====== DATA IN THIS EXERCISE ======
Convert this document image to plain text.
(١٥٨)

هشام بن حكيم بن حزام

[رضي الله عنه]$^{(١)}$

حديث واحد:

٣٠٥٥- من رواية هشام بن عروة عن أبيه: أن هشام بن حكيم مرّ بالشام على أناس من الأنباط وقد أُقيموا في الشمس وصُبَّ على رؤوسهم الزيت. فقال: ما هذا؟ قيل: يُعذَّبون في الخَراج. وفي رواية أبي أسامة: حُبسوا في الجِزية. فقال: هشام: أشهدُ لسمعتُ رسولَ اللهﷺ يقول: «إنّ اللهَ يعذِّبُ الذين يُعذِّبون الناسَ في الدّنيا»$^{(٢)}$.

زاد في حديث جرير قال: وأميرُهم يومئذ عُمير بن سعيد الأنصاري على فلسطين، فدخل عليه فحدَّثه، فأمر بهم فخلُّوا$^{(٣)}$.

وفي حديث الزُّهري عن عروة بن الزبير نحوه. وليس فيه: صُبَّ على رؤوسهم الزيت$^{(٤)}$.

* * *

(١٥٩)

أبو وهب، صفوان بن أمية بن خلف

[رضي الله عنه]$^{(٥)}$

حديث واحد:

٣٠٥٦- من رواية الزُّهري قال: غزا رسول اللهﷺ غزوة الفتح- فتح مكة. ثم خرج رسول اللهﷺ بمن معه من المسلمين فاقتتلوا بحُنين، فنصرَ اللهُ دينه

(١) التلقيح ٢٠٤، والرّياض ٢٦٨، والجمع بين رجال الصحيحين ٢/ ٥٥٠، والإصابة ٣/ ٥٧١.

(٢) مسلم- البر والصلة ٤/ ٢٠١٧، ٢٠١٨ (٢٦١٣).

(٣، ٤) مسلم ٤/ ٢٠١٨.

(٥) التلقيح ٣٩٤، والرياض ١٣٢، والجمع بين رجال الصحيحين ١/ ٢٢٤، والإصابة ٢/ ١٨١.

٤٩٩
======
====== DATA IN THIS EXERCISE ======
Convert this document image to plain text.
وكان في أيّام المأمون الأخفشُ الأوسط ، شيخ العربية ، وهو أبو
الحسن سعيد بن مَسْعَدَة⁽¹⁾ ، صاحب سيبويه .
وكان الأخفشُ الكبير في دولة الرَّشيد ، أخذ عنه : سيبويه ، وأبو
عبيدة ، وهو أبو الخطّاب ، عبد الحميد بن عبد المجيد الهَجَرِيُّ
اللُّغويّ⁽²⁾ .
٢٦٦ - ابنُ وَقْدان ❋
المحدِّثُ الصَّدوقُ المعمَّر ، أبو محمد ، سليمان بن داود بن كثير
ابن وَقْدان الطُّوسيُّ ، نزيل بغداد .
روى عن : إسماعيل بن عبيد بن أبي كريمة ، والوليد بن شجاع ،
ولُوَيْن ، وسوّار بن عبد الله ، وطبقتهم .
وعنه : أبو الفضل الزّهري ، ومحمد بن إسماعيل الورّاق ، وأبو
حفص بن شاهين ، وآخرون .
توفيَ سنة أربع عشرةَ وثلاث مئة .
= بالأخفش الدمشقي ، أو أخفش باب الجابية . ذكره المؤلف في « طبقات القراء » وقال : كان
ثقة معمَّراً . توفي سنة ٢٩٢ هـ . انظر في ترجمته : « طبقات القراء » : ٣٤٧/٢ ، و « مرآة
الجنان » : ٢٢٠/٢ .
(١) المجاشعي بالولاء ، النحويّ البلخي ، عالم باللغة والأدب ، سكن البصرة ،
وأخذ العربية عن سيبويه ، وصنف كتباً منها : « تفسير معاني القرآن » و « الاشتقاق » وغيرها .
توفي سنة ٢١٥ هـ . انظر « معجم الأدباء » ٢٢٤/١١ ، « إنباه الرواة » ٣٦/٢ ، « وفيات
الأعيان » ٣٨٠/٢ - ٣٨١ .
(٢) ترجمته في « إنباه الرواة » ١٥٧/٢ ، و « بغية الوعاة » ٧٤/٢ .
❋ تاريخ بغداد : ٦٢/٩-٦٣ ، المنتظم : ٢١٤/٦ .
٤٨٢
======
====== DATA IN THIS EXERCISE ======
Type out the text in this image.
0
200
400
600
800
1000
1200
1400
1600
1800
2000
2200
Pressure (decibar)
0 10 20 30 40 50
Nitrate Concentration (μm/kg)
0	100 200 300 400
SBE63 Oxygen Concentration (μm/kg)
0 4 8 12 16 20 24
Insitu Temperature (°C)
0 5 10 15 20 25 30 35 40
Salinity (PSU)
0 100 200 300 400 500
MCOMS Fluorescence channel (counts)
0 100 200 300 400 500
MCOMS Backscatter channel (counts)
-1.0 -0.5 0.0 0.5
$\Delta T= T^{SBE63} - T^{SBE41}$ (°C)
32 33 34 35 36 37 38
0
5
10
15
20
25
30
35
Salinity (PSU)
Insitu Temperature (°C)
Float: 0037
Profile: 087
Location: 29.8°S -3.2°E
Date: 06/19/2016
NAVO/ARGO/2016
======
◆ PROBLEM TO WORK ON ◆
Take every line from the records above that has the word "counts" and copy it.

◆ RESPONSE TO THE EXERCISE ◆
MCOMS Fluorescence channel (counts)
MCOMS Backscatter channel (counts)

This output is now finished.